*What you should do*: Search the data below for the string "todos". Extract every line that contains it.
*** Entries
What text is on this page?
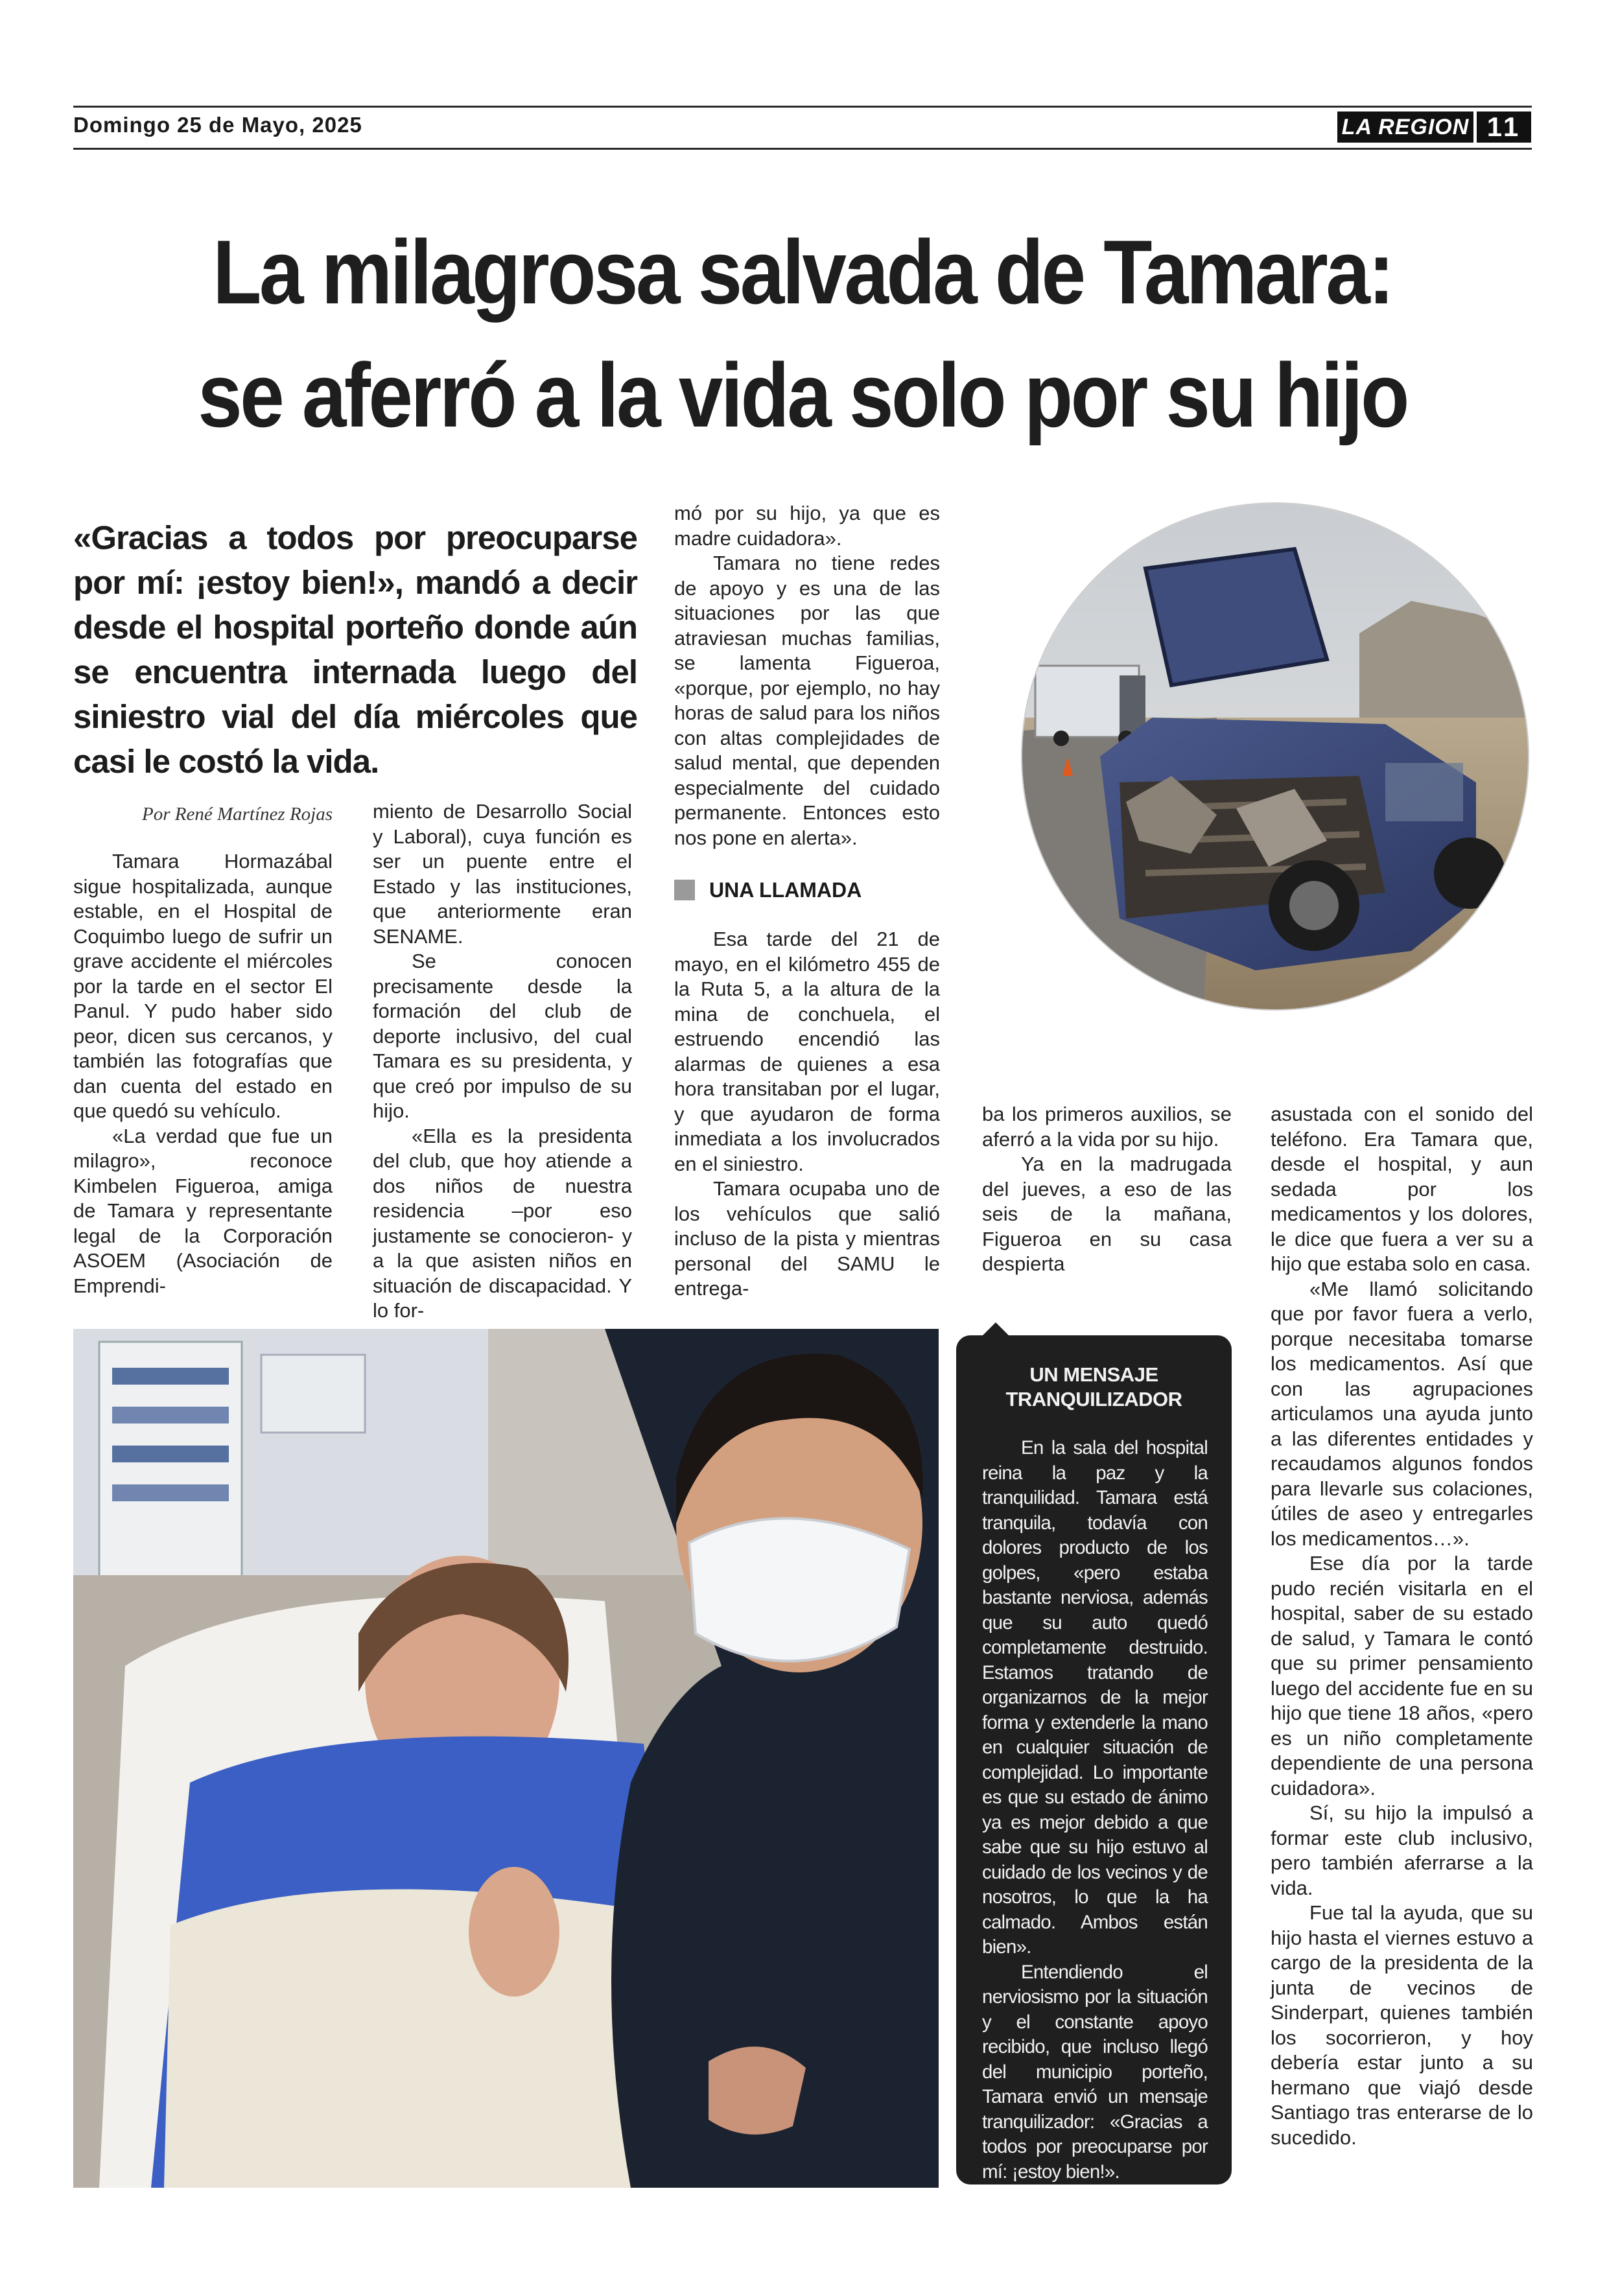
Domingo 25 de Mayo, 2025	LA REGION 11
La milagrosa salvada de Tamara:
se aferró a la vida solo por su hijo
«Gracias a todos por preocuparse por mí: ¡estoy bien!», mandó a decir desde el hospital porteño donde aún se encuentra internada luego del siniestro vial del día miércoles que casi le costó la vida.
Por René Martínez Rojas

Tamara Hormazábal sigue hospitalizada, aunque estable, en el Hospital de Coquimbo luego de sufrir un grave accidente el miércoles por la tarde en el sector El Panul. Y pudo haber sido peor, dicen sus cercanos, y también las fotografías que dan cuenta del estado en que quedó su vehículo.

«La verdad que fue un milagro», reconoce Kimbelen Figueroa, amiga de Tamara y representante legal de la Corporación ASOEM (Asociación de Emprendi-

miento de Desarrollo Social y Laboral), cuya función es ser un puente entre el Estado y las instituciones, que anteriormente eran SENAME.

Se conocen precisamente desde la formación del club de deporte inclusivo, del cual Tamara es su presidenta, y que creó por impulso de su hijo.

«Ella es la presidenta del club, que hoy atiende a dos niños de nuestra residencia –por eso justamente se conocieron- y a la que asisten niños en situación de discapacidad. Y lo for-

mó por su hijo, ya que es madre cuidadora».

Tamara no tiene redes de apoyo y es una de las situaciones por las que atraviesan muchas familias, se lamenta Figueroa, «porque, por ejemplo, no hay horas de salud para los niños con altas complejidades de salud mental, que dependen especialmente del cuidado permanente. Entonces esto nos pone en alerta».

UNA LLAMADA

Esa tarde del 21 de mayo, en el kilómetro 455 de la Ruta 5, a la altura de la mina de conchuela, el estruendo encendió las alarmas de quienes a esa hora transitaban por el lugar, y que ayudaron de forma inmediata a los involucrados en el siniestro.

Tamara ocupaba uno de los vehículos que salió incluso de la pista y mientras personal del SAMU le entrega-

ba los primeros auxilios, se aferró a la vida por su hijo.

Ya en la madrugada del jueves, a eso de las seis de la mañana, Figueroa en su casa despierta

asustada con el sonido del teléfono. Era Tamara que, desde el hospital, y aun sedada por los medicamentos y los dolores, le dice que fuera a ver su a hijo que estaba solo en casa.

«Me llamó solicitando que por favor fuera a verlo, porque necesitaba tomarse los medicamentos. Así que con las agrupaciones articulamos una ayuda junto a las diferentes entidades y recaudamos algunos fondos para llevarle sus colaciones, útiles de aseo y entregarles los medicamentos…».

Ese día por la tarde pudo recién visitarla en el hospital, saber de su estado de salud, y Tamara le contó que su primer pensamiento luego del accidente fue en su hijo que tiene 18 años, «pero es un niño completamente dependiente de una persona cuidadora».

Sí, su hijo la impulsó a formar este club inclusivo, pero también aferrarse a la vida.

Fue tal la ayuda, que su hijo hasta el viernes estuvo a cargo de la presidenta de la junta de vecinos de Sinderpart, quienes también los socorrieron, y hoy debería estar junto a su hermano que viajó desde Santiago tras enterarse de lo sucedido.

UN MENSAJE
TRANQUILIZADOR

En la sala del hospital reina la paz y la tranquilidad. Tamara está tranquila, todavía con dolores producto de los golpes, «pero estaba bastante nerviosa, además que su auto quedó completamente destruido. Estamos tratando de organizarnos de la mejor forma y extenderle la mano en cualquier situación de complejidad. Lo importante es que su estado de ánimo ya es mejor debido a que sabe que su hijo estuvo al cuidado de los vecinos y de nosotros, lo que la ha calmado. Ambos están bien».

Entendiendo el nerviosismo por la situación y el constante apoyo recibido, que incluso llegó del municipio porteño, Tamara envió un mensaje tranquilizador: «Gracias a todos por preocuparse por mí: ¡estoy bien!».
******
*Solution for this problem*:
«Gracias a todos por preocuparse por mí: ¡estoy bien!», mandó a decir desde el hospital porteño donde aún se encuentra internada luego del siniestro vial del día miércoles que casi le costó la vida.
Entendiendo el nerviosismo por la situación y el constante apoyo recibido, que incluso llegó del municipio porteño, Tamara envió un mensaje tranquilizador: «Gracias a todos por preocuparse por mí: ¡estoy bien!».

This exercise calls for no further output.